▶ _What you should do_:
Retype all of the data exactly as given.

▶ _Data to use_:
=-=-=-=-=
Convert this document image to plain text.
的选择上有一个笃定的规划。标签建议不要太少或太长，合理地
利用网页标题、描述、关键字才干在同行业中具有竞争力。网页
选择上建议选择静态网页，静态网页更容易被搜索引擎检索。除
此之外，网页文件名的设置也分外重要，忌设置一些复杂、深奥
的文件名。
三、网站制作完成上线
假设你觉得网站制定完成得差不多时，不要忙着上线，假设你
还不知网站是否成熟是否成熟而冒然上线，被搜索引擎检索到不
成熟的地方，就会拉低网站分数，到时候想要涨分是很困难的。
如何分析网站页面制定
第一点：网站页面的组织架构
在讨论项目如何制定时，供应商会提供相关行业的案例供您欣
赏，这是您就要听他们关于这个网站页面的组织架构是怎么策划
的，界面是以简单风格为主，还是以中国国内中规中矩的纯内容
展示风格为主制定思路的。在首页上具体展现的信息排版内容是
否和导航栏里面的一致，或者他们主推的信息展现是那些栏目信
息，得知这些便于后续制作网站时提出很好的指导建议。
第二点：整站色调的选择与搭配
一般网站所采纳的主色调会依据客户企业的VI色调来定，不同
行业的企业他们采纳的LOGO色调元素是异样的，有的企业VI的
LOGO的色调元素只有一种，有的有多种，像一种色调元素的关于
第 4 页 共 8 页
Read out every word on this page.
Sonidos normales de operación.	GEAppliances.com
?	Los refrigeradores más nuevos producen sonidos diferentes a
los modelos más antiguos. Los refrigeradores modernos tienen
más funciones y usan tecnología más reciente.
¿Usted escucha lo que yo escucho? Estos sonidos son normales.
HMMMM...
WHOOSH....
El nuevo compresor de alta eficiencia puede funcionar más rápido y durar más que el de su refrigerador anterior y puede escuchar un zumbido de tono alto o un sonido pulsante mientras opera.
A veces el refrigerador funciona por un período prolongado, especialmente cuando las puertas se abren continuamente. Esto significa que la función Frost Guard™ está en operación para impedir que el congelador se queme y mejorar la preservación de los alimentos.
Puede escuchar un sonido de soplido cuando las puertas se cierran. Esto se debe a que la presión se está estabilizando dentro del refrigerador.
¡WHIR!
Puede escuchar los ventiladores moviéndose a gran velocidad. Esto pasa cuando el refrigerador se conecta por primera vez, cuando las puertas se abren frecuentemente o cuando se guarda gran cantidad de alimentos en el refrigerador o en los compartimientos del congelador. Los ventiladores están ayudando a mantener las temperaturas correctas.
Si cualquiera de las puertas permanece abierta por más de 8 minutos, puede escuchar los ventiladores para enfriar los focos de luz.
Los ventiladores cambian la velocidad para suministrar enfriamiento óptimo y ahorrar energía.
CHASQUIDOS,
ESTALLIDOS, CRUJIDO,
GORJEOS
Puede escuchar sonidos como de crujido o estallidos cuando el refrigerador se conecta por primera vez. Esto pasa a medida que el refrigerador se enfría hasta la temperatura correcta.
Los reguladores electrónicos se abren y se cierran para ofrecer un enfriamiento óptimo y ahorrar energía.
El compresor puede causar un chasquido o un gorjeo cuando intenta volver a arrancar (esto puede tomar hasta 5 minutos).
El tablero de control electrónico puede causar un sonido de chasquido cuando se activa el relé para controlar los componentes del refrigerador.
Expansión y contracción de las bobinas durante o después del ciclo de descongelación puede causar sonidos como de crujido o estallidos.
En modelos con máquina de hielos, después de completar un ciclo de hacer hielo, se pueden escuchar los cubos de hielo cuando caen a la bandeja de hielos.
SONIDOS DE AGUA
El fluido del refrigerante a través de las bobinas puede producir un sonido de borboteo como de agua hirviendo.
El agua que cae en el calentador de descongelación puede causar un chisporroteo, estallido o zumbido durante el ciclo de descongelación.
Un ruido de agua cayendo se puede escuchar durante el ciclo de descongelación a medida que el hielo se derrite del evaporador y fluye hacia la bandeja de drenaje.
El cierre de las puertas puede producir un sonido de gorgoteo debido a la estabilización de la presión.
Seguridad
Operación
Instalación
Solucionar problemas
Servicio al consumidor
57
=-=-=-=-=
▶ _Written solution_:
Convert this document image to plain text.
的选择上有一个笃定的规划。标签建议不要太少或太长，合理地
利用网页标题、描述、关键字才干在同行业中具有竞争力。网页
选择上建议选择静态网页，静态网页更容易被搜索引擎检索。除
此之外，网页文件名的设置也分外重要，忌设置一些复杂、深奥
的文件名。
三、网站制作完成上线
假设你觉得网站制定完成得差不多时，不要忙着上线，假设你
还不知网站是否成熟是否成熟而冒然上线，被搜索引擎检索到不
成熟的地方，就会拉低网站分数，到时候想要涨分是很困难的。
如何分析网站页面制定
第一点：网站页面的组织架构
在讨论项目如何制定时，供应商会提供相关行业的案例供您欣
赏，这是您就要听他们关于这个网站页面的组织架构是怎么策划
的，界面是以简单风格为主，还是以中国国内中规中矩的纯内容
展示风格为主制定思路的。在首页上具体展现的信息排版内容是
否和导航栏里面的一致，或者他们主推的信息展现是那些栏目信
息，得知这些便于后续制作网站时提出很好的指导建议。
第二点：整站色调的选择与搭配
一般网站所采纳的主色调会依据客户企业的VI色调来定，不同
行业的企业他们采纳的LOGO色调元素是异样的，有的企业VI的
LOGO的色调元素只有一种，有的有多种，像一种色调元素的关于
第 4 页 共 8 页
Read out every word on this page.
Sonidos normales de operación.	GEAppliances.com
?	Los refrigeradores más nuevos producen sonidos diferentes a
los modelos más antiguos. Los refrigeradores modernos tienen
más funciones y usan tecnología más reciente.
¿Usted escucha lo que yo escucho? Estos sonidos son normales.
HMMMM...
WHOOSH....
El nuevo compresor de alta eficiencia puede funcionar más rápido y durar más que el de su refrigerador anterior y puede escuchar un zumbido de tono alto o un sonido pulsante mientras opera.
A veces el refrigerador funciona por un período prolongado, especialmente cuando las puertas se abren continuamente. Esto significa que la función Frost Guard™ está en operación para impedir que el congelador se queme y mejorar la preservación de los alimentos.
Puede escuchar un sonido de soplido cuando las puertas se cierran. Esto se debe a que la presión se está estabilizando dentro del refrigerador.
¡WHIR!
Puede escuchar los ventiladores moviéndose a gran velocidad. Esto pasa cuando el refrigerador se conecta por primera vez, cuando las puertas se abren frecuentemente o cuando se guarda gran cantidad de alimentos en el refrigerador o en los compartimientos del congelador. Los ventiladores están ayudando a mantener las temperaturas correctas.
Si cualquiera de las puertas permanece abierta por más de 8 minutos, puede escuchar los ventiladores para enfriar los focos de luz.
Los ventiladores cambian la velocidad para suministrar enfriamiento óptimo y ahorrar energía.
CHASQUIDOS,
ESTALLIDOS, CRUJIDO,
GORJEOS
Puede escuchar sonidos como de crujido o estallidos cuando el refrigerador se conecta por primera vez. Esto pasa a medida que el refrigerador se enfría hasta la temperatura correcta.
Los reguladores electrónicos se abren y se cierran para ofrecer un enfriamiento óptimo y ahorrar energía.
El compresor puede causar un chasquido o un gorjeo cuando intenta volver a arrancar (esto puede tomar hasta 5 minutos).
El tablero de control electrónico puede causar un sonido de chasquido cuando se activa el relé para controlar los componentes del refrigerador.
Expansión y contracción de las bobinas durante o después del ciclo de descongelación puede causar sonidos como de crujido o estallidos.
En modelos con máquina de hielos, después de completar un ciclo de hacer hielo, se pueden escuchar los cubos de hielo cuando caen a la bandeja de hielos.
SONIDOS DE AGUA
El fluido del refrigerante a través de las bobinas puede producir un sonido de borboteo como de agua hirviendo.
El agua que cae en el calentador de descongelación puede causar un chisporroteo, estallido o zumbido durante el ciclo de descongelación.
Un ruido de agua cayendo se puede escuchar durante el ciclo de descongelación a medida que el hielo se derrite del evaporador y fluye hacia la bandeja de drenaje.
El cierre de las puertas puede producir un sonido de gorgoteo debido a la estabilización de la presión.
Seguridad
Operación
Instalación
Solucionar problemas
Servicio al consumidor
57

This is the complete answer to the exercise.